## EXTRACTED MATERIAL
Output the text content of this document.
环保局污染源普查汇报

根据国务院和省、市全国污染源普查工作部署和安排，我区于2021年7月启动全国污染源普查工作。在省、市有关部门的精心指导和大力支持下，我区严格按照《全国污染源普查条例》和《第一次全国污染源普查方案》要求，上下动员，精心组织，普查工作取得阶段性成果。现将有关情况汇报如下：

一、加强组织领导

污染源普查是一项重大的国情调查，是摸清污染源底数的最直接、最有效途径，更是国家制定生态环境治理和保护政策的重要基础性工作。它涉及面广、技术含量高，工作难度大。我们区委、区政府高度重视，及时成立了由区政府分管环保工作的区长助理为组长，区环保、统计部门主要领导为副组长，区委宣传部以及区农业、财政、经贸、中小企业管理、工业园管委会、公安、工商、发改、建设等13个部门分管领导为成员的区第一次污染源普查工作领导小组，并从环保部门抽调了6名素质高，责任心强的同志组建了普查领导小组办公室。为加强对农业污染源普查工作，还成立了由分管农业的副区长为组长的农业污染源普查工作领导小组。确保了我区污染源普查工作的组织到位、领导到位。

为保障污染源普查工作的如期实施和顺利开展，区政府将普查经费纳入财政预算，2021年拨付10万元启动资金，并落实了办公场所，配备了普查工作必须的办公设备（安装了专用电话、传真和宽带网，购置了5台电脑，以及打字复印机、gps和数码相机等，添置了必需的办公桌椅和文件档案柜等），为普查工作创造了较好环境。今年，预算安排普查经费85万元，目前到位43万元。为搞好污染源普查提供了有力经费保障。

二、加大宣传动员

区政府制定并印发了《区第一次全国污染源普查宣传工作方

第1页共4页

## WHAT YOU HAVE TO DO
Produce a verbatim transcription of the entries above.

## REPLY
Output the text content of this document.
环保局污染源普查汇报

根据国务院和省、市全国污染源普查工作部署和安排，我区于2021年7月启动全国污染源普查工作。在省、市有关部门的精心指导和大力支持下，我区严格按照《全国污染源普查条例》和《第一次全国污染源普查方案》要求，上下动员，精心组织，普查工作取得阶段性成果。现将有关情况汇报如下：

一、加强组织领导

污染源普查是一项重大的国情调查，是摸清污染源底数的最直接、最有效途径，更是国家制定生态环境治理和保护政策的重要基础性工作。它涉及面广、技术含量高，工作难度大。我们区委、区政府高度重视，及时成立了由区政府分管环保工作的区长助理为组长，区环保、统计部门主要领导为副组长，区委宣传部以及区农业、财政、经贸、中小企业管理、工业园管委会、公安、工商、发改、建设等13个部门分管领导为成员的区第一次污染源普查工作领导小组，并从环保部门抽调了6名素质高，责任心强的同志组建了普查领导小组办公室。为加强对农业污染源普查工作，还成立了由分管农业的副区长为组长的农业污染源普查工作领导小组。确保了我区污染源普查工作的组织到位、领导到位。

为保障污染源普查工作的如期实施和顺利开展，区政府将普查经费纳入财政预算，2021年拨付10万元启动资金，并落实了办公场所，配备了普查工作必须的办公设备（安装了专用电话、传真和宽带网，购置了5台电脑，以及打字复印机、gps和数码相机等，添置了必需的办公桌椅和文件档案柜等），为普查工作创造了较好环境。今年，预算安排普查经费85万元，目前到位43万元。为搞好污染源普查提供了有力经费保障。

二、加大宣传动员

区政府制定并印发了《区第一次全国污染源普查宣传工作方

第1页共4页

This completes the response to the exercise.